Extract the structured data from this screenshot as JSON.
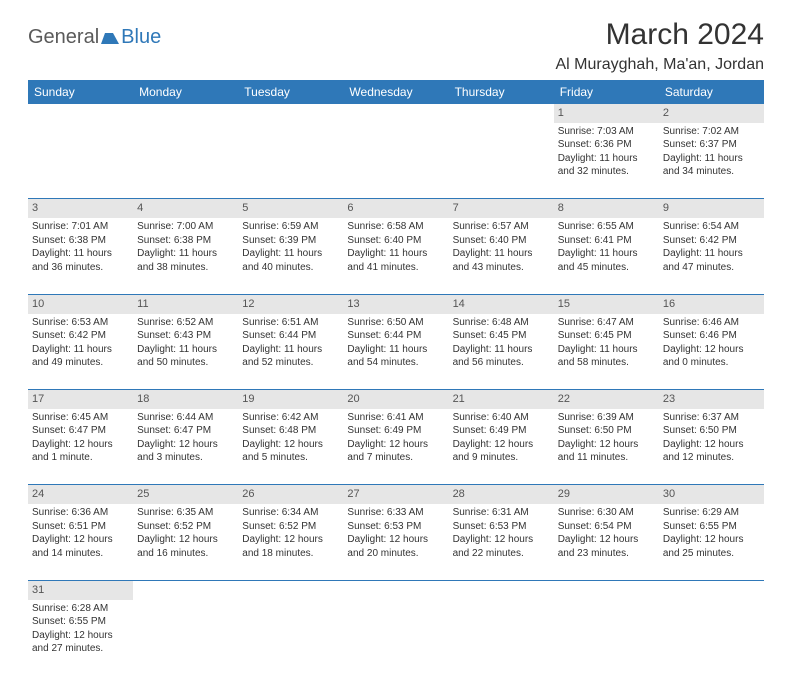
{
  "logo": {
    "part1": "General",
    "part2": "Blue"
  },
  "title": "March 2024",
  "location": "Al Murayghah, Ma'an, Jordan",
  "colors": {
    "accent": "#2f78b8",
    "header_text": "#ffffff",
    "daynum_bg": "#e6e6e6",
    "text": "#333333"
  },
  "day_headers": [
    "Sunday",
    "Monday",
    "Tuesday",
    "Wednesday",
    "Thursday",
    "Friday",
    "Saturday"
  ],
  "weeks": [
    {
      "nums": [
        "",
        "",
        "",
        "",
        "",
        "1",
        "2"
      ],
      "cells": [
        null,
        null,
        null,
        null,
        null,
        {
          "sunrise": "Sunrise: 7:03 AM",
          "sunset": "Sunset: 6:36 PM",
          "day1": "Daylight: 11 hours",
          "day2": "and 32 minutes."
        },
        {
          "sunrise": "Sunrise: 7:02 AM",
          "sunset": "Sunset: 6:37 PM",
          "day1": "Daylight: 11 hours",
          "day2": "and 34 minutes."
        }
      ]
    },
    {
      "nums": [
        "3",
        "4",
        "5",
        "6",
        "7",
        "8",
        "9"
      ],
      "cells": [
        {
          "sunrise": "Sunrise: 7:01 AM",
          "sunset": "Sunset: 6:38 PM",
          "day1": "Daylight: 11 hours",
          "day2": "and 36 minutes."
        },
        {
          "sunrise": "Sunrise: 7:00 AM",
          "sunset": "Sunset: 6:38 PM",
          "day1": "Daylight: 11 hours",
          "day2": "and 38 minutes."
        },
        {
          "sunrise": "Sunrise: 6:59 AM",
          "sunset": "Sunset: 6:39 PM",
          "day1": "Daylight: 11 hours",
          "day2": "and 40 minutes."
        },
        {
          "sunrise": "Sunrise: 6:58 AM",
          "sunset": "Sunset: 6:40 PM",
          "day1": "Daylight: 11 hours",
          "day2": "and 41 minutes."
        },
        {
          "sunrise": "Sunrise: 6:57 AM",
          "sunset": "Sunset: 6:40 PM",
          "day1": "Daylight: 11 hours",
          "day2": "and 43 minutes."
        },
        {
          "sunrise": "Sunrise: 6:55 AM",
          "sunset": "Sunset: 6:41 PM",
          "day1": "Daylight: 11 hours",
          "day2": "and 45 minutes."
        },
        {
          "sunrise": "Sunrise: 6:54 AM",
          "sunset": "Sunset: 6:42 PM",
          "day1": "Daylight: 11 hours",
          "day2": "and 47 minutes."
        }
      ]
    },
    {
      "nums": [
        "10",
        "11",
        "12",
        "13",
        "14",
        "15",
        "16"
      ],
      "cells": [
        {
          "sunrise": "Sunrise: 6:53 AM",
          "sunset": "Sunset: 6:42 PM",
          "day1": "Daylight: 11 hours",
          "day2": "and 49 minutes."
        },
        {
          "sunrise": "Sunrise: 6:52 AM",
          "sunset": "Sunset: 6:43 PM",
          "day1": "Daylight: 11 hours",
          "day2": "and 50 minutes."
        },
        {
          "sunrise": "Sunrise: 6:51 AM",
          "sunset": "Sunset: 6:44 PM",
          "day1": "Daylight: 11 hours",
          "day2": "and 52 minutes."
        },
        {
          "sunrise": "Sunrise: 6:50 AM",
          "sunset": "Sunset: 6:44 PM",
          "day1": "Daylight: 11 hours",
          "day2": "and 54 minutes."
        },
        {
          "sunrise": "Sunrise: 6:48 AM",
          "sunset": "Sunset: 6:45 PM",
          "day1": "Daylight: 11 hours",
          "day2": "and 56 minutes."
        },
        {
          "sunrise": "Sunrise: 6:47 AM",
          "sunset": "Sunset: 6:45 PM",
          "day1": "Daylight: 11 hours",
          "day2": "and 58 minutes."
        },
        {
          "sunrise": "Sunrise: 6:46 AM",
          "sunset": "Sunset: 6:46 PM",
          "day1": "Daylight: 12 hours",
          "day2": "and 0 minutes."
        }
      ]
    },
    {
      "nums": [
        "17",
        "18",
        "19",
        "20",
        "21",
        "22",
        "23"
      ],
      "cells": [
        {
          "sunrise": "Sunrise: 6:45 AM",
          "sunset": "Sunset: 6:47 PM",
          "day1": "Daylight: 12 hours",
          "day2": "and 1 minute."
        },
        {
          "sunrise": "Sunrise: 6:44 AM",
          "sunset": "Sunset: 6:47 PM",
          "day1": "Daylight: 12 hours",
          "day2": "and 3 minutes."
        },
        {
          "sunrise": "Sunrise: 6:42 AM",
          "sunset": "Sunset: 6:48 PM",
          "day1": "Daylight: 12 hours",
          "day2": "and 5 minutes."
        },
        {
          "sunrise": "Sunrise: 6:41 AM",
          "sunset": "Sunset: 6:49 PM",
          "day1": "Daylight: 12 hours",
          "day2": "and 7 minutes."
        },
        {
          "sunrise": "Sunrise: 6:40 AM",
          "sunset": "Sunset: 6:49 PM",
          "day1": "Daylight: 12 hours",
          "day2": "and 9 minutes."
        },
        {
          "sunrise": "Sunrise: 6:39 AM",
          "sunset": "Sunset: 6:50 PM",
          "day1": "Daylight: 12 hours",
          "day2": "and 11 minutes."
        },
        {
          "sunrise": "Sunrise: 6:37 AM",
          "sunset": "Sunset: 6:50 PM",
          "day1": "Daylight: 12 hours",
          "day2": "and 12 minutes."
        }
      ]
    },
    {
      "nums": [
        "24",
        "25",
        "26",
        "27",
        "28",
        "29",
        "30"
      ],
      "cells": [
        {
          "sunrise": "Sunrise: 6:36 AM",
          "sunset": "Sunset: 6:51 PM",
          "day1": "Daylight: 12 hours",
          "day2": "and 14 minutes."
        },
        {
          "sunrise": "Sunrise: 6:35 AM",
          "sunset": "Sunset: 6:52 PM",
          "day1": "Daylight: 12 hours",
          "day2": "and 16 minutes."
        },
        {
          "sunrise": "Sunrise: 6:34 AM",
          "sunset": "Sunset: 6:52 PM",
          "day1": "Daylight: 12 hours",
          "day2": "and 18 minutes."
        },
        {
          "sunrise": "Sunrise: 6:33 AM",
          "sunset": "Sunset: 6:53 PM",
          "day1": "Daylight: 12 hours",
          "day2": "and 20 minutes."
        },
        {
          "sunrise": "Sunrise: 6:31 AM",
          "sunset": "Sunset: 6:53 PM",
          "day1": "Daylight: 12 hours",
          "day2": "and 22 minutes."
        },
        {
          "sunrise": "Sunrise: 6:30 AM",
          "sunset": "Sunset: 6:54 PM",
          "day1": "Daylight: 12 hours",
          "day2": "and 23 minutes."
        },
        {
          "sunrise": "Sunrise: 6:29 AM",
          "sunset": "Sunset: 6:55 PM",
          "day1": "Daylight: 12 hours",
          "day2": "and 25 minutes."
        }
      ]
    },
    {
      "nums": [
        "31",
        "",
        "",
        "",
        "",
        "",
        ""
      ],
      "cells": [
        {
          "sunrise": "Sunrise: 6:28 AM",
          "sunset": "Sunset: 6:55 PM",
          "day1": "Daylight: 12 hours",
          "day2": "and 27 minutes."
        },
        null,
        null,
        null,
        null,
        null,
        null
      ]
    }
  ]
}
---+---
EXERCISE AIM:
Using the data above, print every line exactly, omitting pictures.

SOLUTION FOR THIS TASK:
Extract the structured data from this screenshot as JSON.
{
  "logo": {
    "part1": "General",
    "part2": "Blue"
  },
  "title": "March 2024",
  "location": "Al Murayghah, Ma'an, Jordan",
  "colors": {
    "accent": "#2f78b8",
    "header_text": "#ffffff",
    "daynum_bg": "#e6e6e6",
    "text": "#333333"
  },
  "day_headers": [
    "Sunday",
    "Monday",
    "Tuesday",
    "Wednesday",
    "Thursday",
    "Friday",
    "Saturday"
  ],
  "weeks": [
    {
      "nums": [
        "",
        "",
        "",
        "",
        "",
        "1",
        "2"
      ],
      "cells": [
        null,
        null,
        null,
        null,
        null,
        {
          "sunrise": "Sunrise: 7:03 AM",
          "sunset": "Sunset: 6:36 PM",
          "day1": "Daylight: 11 hours",
          "day2": "and 32 minutes."
        },
        {
          "sunrise": "Sunrise: 7:02 AM",
          "sunset": "Sunset: 6:37 PM",
          "day1": "Daylight: 11 hours",
          "day2": "and 34 minutes."
        }
      ]
    },
    {
      "nums": [
        "3",
        "4",
        "5",
        "6",
        "7",
        "8",
        "9"
      ],
      "cells": [
        {
          "sunrise": "Sunrise: 7:01 AM",
          "sunset": "Sunset: 6:38 PM",
          "day1": "Daylight: 11 hours",
          "day2": "and 36 minutes."
        },
        {
          "sunrise": "Sunrise: 7:00 AM",
          "sunset": "Sunset: 6:38 PM",
          "day1": "Daylight: 11 hours",
          "day2": "and 38 minutes."
        },
        {
          "sunrise": "Sunrise: 6:59 AM",
          "sunset": "Sunset: 6:39 PM",
          "day1": "Daylight: 11 hours",
          "day2": "and 40 minutes."
        },
        {
          "sunrise": "Sunrise: 6:58 AM",
          "sunset": "Sunset: 6:40 PM",
          "day1": "Daylight: 11 hours",
          "day2": "and 41 minutes."
        },
        {
          "sunrise": "Sunrise: 6:57 AM",
          "sunset": "Sunset: 6:40 PM",
          "day1": "Daylight: 11 hours",
          "day2": "and 43 minutes."
        },
        {
          "sunrise": "Sunrise: 6:55 AM",
          "sunset": "Sunset: 6:41 PM",
          "day1": "Daylight: 11 hours",
          "day2": "and 45 minutes."
        },
        {
          "sunrise": "Sunrise: 6:54 AM",
          "sunset": "Sunset: 6:42 PM",
          "day1": "Daylight: 11 hours",
          "day2": "and 47 minutes."
        }
      ]
    },
    {
      "nums": [
        "10",
        "11",
        "12",
        "13",
        "14",
        "15",
        "16"
      ],
      "cells": [
        {
          "sunrise": "Sunrise: 6:53 AM",
          "sunset": "Sunset: 6:42 PM",
          "day1": "Daylight: 11 hours",
          "day2": "and 49 minutes."
        },
        {
          "sunrise": "Sunrise: 6:52 AM",
          "sunset": "Sunset: 6:43 PM",
          "day1": "Daylight: 11 hours",
          "day2": "and 50 minutes."
        },
        {
          "sunrise": "Sunrise: 6:51 AM",
          "sunset": "Sunset: 6:44 PM",
          "day1": "Daylight: 11 hours",
          "day2": "and 52 minutes."
        },
        {
          "sunrise": "Sunrise: 6:50 AM",
          "sunset": "Sunset: 6:44 PM",
          "day1": "Daylight: 11 hours",
          "day2": "and 54 minutes."
        },
        {
          "sunrise": "Sunrise: 6:48 AM",
          "sunset": "Sunset: 6:45 PM",
          "day1": "Daylight: 11 hours",
          "day2": "and 56 minutes."
        },
        {
          "sunrise": "Sunrise: 6:47 AM",
          "sunset": "Sunset: 6:45 PM",
          "day1": "Daylight: 11 hours",
          "day2": "and 58 minutes."
        },
        {
          "sunrise": "Sunrise: 6:46 AM",
          "sunset": "Sunset: 6:46 PM",
          "day1": "Daylight: 12 hours",
          "day2": "and 0 minutes."
        }
      ]
    },
    {
      "nums": [
        "17",
        "18",
        "19",
        "20",
        "21",
        "22",
        "23"
      ],
      "cells": [
        {
          "sunrise": "Sunrise: 6:45 AM",
          "sunset": "Sunset: 6:47 PM",
          "day1": "Daylight: 12 hours",
          "day2": "and 1 minute."
        },
        {
          "sunrise": "Sunrise: 6:44 AM",
          "sunset": "Sunset: 6:47 PM",
          "day1": "Daylight: 12 hours",
          "day2": "and 3 minutes."
        },
        {
          "sunrise": "Sunrise: 6:42 AM",
          "sunset": "Sunset: 6:48 PM",
          "day1": "Daylight: 12 hours",
          "day2": "and 5 minutes."
        },
        {
          "sunrise": "Sunrise: 6:41 AM",
          "sunset": "Sunset: 6:49 PM",
          "day1": "Daylight: 12 hours",
          "day2": "and 7 minutes."
        },
        {
          "sunrise": "Sunrise: 6:40 AM",
          "sunset": "Sunset: 6:49 PM",
          "day1": "Daylight: 12 hours",
          "day2": "and 9 minutes."
        },
        {
          "sunrise": "Sunrise: 6:39 AM",
          "sunset": "Sunset: 6:50 PM",
          "day1": "Daylight: 12 hours",
          "day2": "and 11 minutes."
        },
        {
          "sunrise": "Sunrise: 6:37 AM",
          "sunset": "Sunset: 6:50 PM",
          "day1": "Daylight: 12 hours",
          "day2": "and 12 minutes."
        }
      ]
    },
    {
      "nums": [
        "24",
        "25",
        "26",
        "27",
        "28",
        "29",
        "30"
      ],
      "cells": [
        {
          "sunrise": "Sunrise: 6:36 AM",
          "sunset": "Sunset: 6:51 PM",
          "day1": "Daylight: 12 hours",
          "day2": "and 14 minutes."
        },
        {
          "sunrise": "Sunrise: 6:35 AM",
          "sunset": "Sunset: 6:52 PM",
          "day1": "Daylight: 12 hours",
          "day2": "and 16 minutes."
        },
        {
          "sunrise": "Sunrise: 6:34 AM",
          "sunset": "Sunset: 6:52 PM",
          "day1": "Daylight: 12 hours",
          "day2": "and 18 minutes."
        },
        {
          "sunrise": "Sunrise: 6:33 AM",
          "sunset": "Sunset: 6:53 PM",
          "day1": "Daylight: 12 hours",
          "day2": "and 20 minutes."
        },
        {
          "sunrise": "Sunrise: 6:31 AM",
          "sunset": "Sunset: 6:53 PM",
          "day1": "Daylight: 12 hours",
          "day2": "and 22 minutes."
        },
        {
          "sunrise": "Sunrise: 6:30 AM",
          "sunset": "Sunset: 6:54 PM",
          "day1": "Daylight: 12 hours",
          "day2": "and 23 minutes."
        },
        {
          "sunrise": "Sunrise: 6:29 AM",
          "sunset": "Sunset: 6:55 PM",
          "day1": "Daylight: 12 hours",
          "day2": "and 25 minutes."
        }
      ]
    },
    {
      "nums": [
        "31",
        "",
        "",
        "",
        "",
        "",
        ""
      ],
      "cells": [
        {
          "sunrise": "Sunrise: 6:28 AM",
          "sunset": "Sunset: 6:55 PM",
          "day1": "Daylight: 12 hours",
          "day2": "and 27 minutes."
        },
        null,
        null,
        null,
        null,
        null,
        null
      ]
    }
  ]
}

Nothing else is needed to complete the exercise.